§ WORK REQUIRED: How many lines in the entries below contain the string "yield"? Count only matches in the same case, and reply with the number alone.

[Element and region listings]
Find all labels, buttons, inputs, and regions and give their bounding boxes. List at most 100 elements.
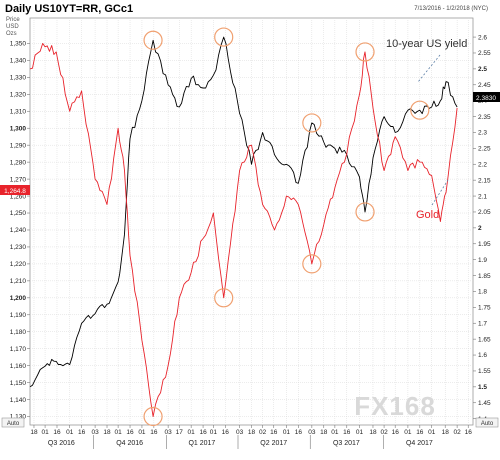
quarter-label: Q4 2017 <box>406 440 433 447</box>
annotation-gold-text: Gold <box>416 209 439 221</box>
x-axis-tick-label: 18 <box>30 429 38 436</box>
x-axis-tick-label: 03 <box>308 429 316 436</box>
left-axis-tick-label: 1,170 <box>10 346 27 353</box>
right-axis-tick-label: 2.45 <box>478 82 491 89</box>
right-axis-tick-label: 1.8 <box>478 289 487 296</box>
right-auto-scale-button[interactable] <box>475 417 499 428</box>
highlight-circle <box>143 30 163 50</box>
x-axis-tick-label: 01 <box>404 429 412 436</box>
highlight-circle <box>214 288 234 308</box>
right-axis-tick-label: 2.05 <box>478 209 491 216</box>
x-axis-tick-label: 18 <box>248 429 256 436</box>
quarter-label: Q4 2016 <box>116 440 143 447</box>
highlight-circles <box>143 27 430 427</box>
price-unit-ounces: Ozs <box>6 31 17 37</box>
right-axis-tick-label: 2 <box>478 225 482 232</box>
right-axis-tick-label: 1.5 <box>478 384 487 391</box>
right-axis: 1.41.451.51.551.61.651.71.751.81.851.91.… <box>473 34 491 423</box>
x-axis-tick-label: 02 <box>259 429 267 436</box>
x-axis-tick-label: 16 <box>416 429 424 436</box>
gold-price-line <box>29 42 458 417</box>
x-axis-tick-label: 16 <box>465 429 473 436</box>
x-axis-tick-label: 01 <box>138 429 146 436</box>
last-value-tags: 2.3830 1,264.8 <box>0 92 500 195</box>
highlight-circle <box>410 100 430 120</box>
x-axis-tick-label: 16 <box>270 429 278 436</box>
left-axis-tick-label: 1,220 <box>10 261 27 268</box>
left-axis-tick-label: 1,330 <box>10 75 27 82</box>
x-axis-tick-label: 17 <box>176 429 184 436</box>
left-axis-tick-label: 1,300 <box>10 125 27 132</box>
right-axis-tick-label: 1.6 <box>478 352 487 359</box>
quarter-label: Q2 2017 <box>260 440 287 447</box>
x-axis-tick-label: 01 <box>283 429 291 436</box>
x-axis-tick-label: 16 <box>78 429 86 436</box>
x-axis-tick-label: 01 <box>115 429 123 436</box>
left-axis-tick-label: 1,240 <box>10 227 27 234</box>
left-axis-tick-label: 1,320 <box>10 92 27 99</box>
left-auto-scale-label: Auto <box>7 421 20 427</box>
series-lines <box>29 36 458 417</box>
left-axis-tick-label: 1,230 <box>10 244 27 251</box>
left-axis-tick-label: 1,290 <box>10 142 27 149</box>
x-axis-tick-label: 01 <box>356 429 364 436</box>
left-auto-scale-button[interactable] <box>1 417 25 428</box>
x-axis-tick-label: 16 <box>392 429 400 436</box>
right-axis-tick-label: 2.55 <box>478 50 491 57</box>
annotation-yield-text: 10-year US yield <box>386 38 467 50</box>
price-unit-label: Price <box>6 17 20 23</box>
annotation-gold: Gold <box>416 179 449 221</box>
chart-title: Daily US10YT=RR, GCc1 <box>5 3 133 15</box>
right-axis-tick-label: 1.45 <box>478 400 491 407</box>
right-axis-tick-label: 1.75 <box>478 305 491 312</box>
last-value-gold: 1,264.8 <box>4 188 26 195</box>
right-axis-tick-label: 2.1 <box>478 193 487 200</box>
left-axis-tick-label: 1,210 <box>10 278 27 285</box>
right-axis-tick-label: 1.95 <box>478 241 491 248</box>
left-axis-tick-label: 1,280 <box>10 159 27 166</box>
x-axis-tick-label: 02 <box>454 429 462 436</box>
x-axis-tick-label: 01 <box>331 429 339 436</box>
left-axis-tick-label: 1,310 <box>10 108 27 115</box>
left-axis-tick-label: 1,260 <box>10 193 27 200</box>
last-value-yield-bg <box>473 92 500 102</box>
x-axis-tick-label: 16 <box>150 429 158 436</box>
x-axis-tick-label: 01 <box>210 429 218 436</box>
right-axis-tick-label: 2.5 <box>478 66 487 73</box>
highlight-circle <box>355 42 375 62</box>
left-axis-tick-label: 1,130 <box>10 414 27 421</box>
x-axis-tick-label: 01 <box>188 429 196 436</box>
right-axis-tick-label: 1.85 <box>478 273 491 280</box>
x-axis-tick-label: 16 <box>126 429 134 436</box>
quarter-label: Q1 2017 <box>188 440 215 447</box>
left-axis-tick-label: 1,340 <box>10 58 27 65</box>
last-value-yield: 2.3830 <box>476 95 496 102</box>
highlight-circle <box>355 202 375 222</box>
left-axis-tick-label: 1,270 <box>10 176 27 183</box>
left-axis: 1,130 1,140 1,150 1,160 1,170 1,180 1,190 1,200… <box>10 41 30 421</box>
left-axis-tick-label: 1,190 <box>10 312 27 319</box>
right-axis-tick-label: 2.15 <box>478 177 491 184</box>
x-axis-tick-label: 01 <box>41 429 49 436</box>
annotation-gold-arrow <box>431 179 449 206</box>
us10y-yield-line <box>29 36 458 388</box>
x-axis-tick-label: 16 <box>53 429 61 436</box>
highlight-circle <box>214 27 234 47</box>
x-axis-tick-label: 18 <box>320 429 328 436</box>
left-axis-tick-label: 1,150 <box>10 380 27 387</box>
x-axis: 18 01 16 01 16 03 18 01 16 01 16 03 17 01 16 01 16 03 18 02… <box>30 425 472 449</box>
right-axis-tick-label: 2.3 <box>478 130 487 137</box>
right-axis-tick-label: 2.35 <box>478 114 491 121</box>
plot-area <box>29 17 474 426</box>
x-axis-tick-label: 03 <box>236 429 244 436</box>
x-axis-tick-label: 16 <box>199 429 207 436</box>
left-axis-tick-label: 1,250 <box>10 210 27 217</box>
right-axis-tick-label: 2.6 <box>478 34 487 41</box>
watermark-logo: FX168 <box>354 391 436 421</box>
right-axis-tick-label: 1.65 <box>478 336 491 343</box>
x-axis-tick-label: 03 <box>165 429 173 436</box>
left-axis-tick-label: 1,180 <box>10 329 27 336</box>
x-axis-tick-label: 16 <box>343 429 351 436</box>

§ ANSWER TO THE EXERCISE: 4